## What is being asked
Extract the data exactly, missing nothing.

---------- Task inputs

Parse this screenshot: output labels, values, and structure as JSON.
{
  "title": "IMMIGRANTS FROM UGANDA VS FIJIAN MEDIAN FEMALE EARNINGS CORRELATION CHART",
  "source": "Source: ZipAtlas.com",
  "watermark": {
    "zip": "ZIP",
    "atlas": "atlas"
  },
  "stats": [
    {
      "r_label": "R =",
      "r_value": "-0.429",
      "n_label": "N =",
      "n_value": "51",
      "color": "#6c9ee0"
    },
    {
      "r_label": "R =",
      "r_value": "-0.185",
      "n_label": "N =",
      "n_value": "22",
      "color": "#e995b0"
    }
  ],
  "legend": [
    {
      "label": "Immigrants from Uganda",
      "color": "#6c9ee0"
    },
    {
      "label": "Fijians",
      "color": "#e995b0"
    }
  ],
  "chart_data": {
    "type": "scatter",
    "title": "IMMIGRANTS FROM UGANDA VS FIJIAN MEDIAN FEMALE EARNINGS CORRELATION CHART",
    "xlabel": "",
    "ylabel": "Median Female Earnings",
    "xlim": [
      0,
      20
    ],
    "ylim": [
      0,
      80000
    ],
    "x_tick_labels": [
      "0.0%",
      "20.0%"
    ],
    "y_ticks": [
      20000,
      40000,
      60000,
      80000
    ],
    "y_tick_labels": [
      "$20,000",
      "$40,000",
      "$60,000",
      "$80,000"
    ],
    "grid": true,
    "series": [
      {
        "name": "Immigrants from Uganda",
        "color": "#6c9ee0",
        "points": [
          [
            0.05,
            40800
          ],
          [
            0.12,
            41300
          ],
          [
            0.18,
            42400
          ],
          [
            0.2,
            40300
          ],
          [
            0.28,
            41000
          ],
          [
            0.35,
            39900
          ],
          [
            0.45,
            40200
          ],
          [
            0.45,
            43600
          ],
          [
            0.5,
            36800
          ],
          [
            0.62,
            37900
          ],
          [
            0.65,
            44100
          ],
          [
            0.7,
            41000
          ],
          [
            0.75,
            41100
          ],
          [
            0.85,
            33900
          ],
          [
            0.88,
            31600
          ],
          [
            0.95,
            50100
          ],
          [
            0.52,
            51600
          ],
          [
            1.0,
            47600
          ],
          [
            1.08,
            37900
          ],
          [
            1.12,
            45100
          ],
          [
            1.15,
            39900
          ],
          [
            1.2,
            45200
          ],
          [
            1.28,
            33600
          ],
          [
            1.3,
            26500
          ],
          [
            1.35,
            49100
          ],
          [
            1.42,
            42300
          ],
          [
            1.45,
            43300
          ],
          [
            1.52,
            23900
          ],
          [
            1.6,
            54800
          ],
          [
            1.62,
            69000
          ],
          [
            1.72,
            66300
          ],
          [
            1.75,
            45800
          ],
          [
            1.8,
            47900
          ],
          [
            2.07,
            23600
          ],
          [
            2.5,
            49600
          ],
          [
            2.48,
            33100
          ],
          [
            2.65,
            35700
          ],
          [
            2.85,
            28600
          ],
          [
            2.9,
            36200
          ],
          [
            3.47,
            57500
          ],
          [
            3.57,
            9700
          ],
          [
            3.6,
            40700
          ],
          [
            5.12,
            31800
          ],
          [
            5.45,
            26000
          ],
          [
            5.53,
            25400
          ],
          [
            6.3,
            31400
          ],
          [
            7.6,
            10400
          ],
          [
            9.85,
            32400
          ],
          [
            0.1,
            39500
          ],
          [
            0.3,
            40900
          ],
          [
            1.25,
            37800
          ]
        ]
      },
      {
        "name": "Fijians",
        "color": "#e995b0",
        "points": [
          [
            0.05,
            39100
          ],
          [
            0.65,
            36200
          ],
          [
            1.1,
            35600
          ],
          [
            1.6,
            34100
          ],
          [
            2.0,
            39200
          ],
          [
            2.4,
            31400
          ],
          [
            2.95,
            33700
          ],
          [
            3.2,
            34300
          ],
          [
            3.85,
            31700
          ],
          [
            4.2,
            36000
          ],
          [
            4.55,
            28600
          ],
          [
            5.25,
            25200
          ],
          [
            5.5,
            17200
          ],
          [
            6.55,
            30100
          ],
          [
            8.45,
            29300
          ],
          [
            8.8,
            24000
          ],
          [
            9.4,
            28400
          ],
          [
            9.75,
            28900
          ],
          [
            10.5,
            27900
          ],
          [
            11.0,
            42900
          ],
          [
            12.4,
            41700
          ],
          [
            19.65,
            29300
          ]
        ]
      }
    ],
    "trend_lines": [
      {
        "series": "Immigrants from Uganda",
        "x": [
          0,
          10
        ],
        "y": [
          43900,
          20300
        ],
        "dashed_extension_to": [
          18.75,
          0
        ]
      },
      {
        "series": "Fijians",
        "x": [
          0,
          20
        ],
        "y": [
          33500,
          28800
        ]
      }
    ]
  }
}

--------------------

## The answer
Parse this screenshot: output labels, values, and structure as JSON.
{
  "title": "IMMIGRANTS FROM UGANDA VS FIJIAN MEDIAN FEMALE EARNINGS CORRELATION CHART",
  "source": "Source: ZipAtlas.com",
  "watermark": {
    "zip": "ZIP",
    "atlas": "atlas"
  },
  "stats": [
    {
      "r_label": "R =",
      "r_value": "-0.429",
      "n_label": "N =",
      "n_value": "51",
      "color": "#6c9ee0"
    },
    {
      "r_label": "R =",
      "r_value": "-0.185",
      "n_label": "N =",
      "n_value": "22",
      "color": "#e995b0"
    }
  ],
  "legend": [
    {
      "label": "Immigrants from Uganda",
      "color": "#6c9ee0"
    },
    {
      "label": "Fijians",
      "color": "#e995b0"
    }
  ],
  "chart_data": {
    "type": "scatter",
    "title": "IMMIGRANTS FROM UGANDA VS FIJIAN MEDIAN FEMALE EARNINGS CORRELATION CHART",
    "xlabel": "",
    "ylabel": "Median Female Earnings",
    "xlim": [
      0,
      20
    ],
    "ylim": [
      0,
      80000
    ],
    "x_tick_labels": [
      "0.0%",
      "20.0%"
    ],
    "y_ticks": [
      20000,
      40000,
      60000,
      80000
    ],
    "y_tick_labels": [
      "$20,000",
      "$40,000",
      "$60,000",
      "$80,000"
    ],
    "grid": true,
    "series": [
      {
        "name": "Immigrants from Uganda",
        "color": "#6c9ee0",
        "points": [
          [
            0.05,
            40800
          ],
          [
            0.12,
            41300
          ],
          [
            0.18,
            42400
          ],
          [
            0.2,
            40300
          ],
          [
            0.28,
            41000
          ],
          [
            0.35,
            39900
          ],
          [
            0.45,
            40200
          ],
          [
            0.45,
            43600
          ],
          [
            0.5,
            36800
          ],
          [
            0.62,
            37900
          ],
          [
            0.65,
            44100
          ],
          [
            0.7,
            41000
          ],
          [
            0.75,
            41100
          ],
          [
            0.85,
            33900
          ],
          [
            0.88,
            31600
          ],
          [
            0.95,
            50100
          ],
          [
            0.52,
            51600
          ],
          [
            1.0,
            47600
          ],
          [
            1.08,
            37900
          ],
          [
            1.12,
            45100
          ],
          [
            1.15,
            39900
          ],
          [
            1.2,
            45200
          ],
          [
            1.28,
            33600
          ],
          [
            1.3,
            26500
          ],
          [
            1.35,
            49100
          ],
          [
            1.42,
            42300
          ],
          [
            1.45,
            43300
          ],
          [
            1.52,
            23900
          ],
          [
            1.6,
            54800
          ],
          [
            1.62,
            69000
          ],
          [
            1.72,
            66300
          ],
          [
            1.75,
            45800
          ],
          [
            1.8,
            47900
          ],
          [
            2.07,
            23600
          ],
          [
            2.5,
            49600
          ],
          [
            2.48,
            33100
          ],
          [
            2.65,
            35700
          ],
          [
            2.85,
            28600
          ],
          [
            2.9,
            36200
          ],
          [
            3.47,
            57500
          ],
          [
            3.57,
            9700
          ],
          [
            3.6,
            40700
          ],
          [
            5.12,
            31800
          ],
          [
            5.45,
            26000
          ],
          [
            5.53,
            25400
          ],
          [
            6.3,
            31400
          ],
          [
            7.6,
            10400
          ],
          [
            9.85,
            32400
          ],
          [
            0.1,
            39500
          ],
          [
            0.3,
            40900
          ],
          [
            1.25,
            37800
          ]
        ]
      },
      {
        "name": "Fijians",
        "color": "#e995b0",
        "points": [
          [
            0.05,
            39100
          ],
          [
            0.65,
            36200
          ],
          [
            1.1,
            35600
          ],
          [
            1.6,
            34100
          ],
          [
            2.0,
            39200
          ],
          [
            2.4,
            31400
          ],
          [
            2.95,
            33700
          ],
          [
            3.2,
            34300
          ],
          [
            3.85,
            31700
          ],
          [
            4.2,
            36000
          ],
          [
            4.55,
            28600
          ],
          [
            5.25,
            25200
          ],
          [
            5.5,
            17200
          ],
          [
            6.55,
            30100
          ],
          [
            8.45,
            29300
          ],
          [
            8.8,
            24000
          ],
          [
            9.4,
            28400
          ],
          [
            9.75,
            28900
          ],
          [
            10.5,
            27900
          ],
          [
            11.0,
            42900
          ],
          [
            12.4,
            41700
          ],
          [
            19.65,
            29300
          ]
        ]
      }
    ],
    "trend_lines": [
      {
        "series": "Immigrants from Uganda",
        "x": [
          0,
          10
        ],
        "y": [
          43900,
          20300
        ],
        "dashed_extension_to": [
          18.75,
          0
        ]
      },
      {
        "series": "Fijians",
        "x": [
          0,
          20
        ],
        "y": [
          33500,
          28800
        ]
      }
    ]
  }
}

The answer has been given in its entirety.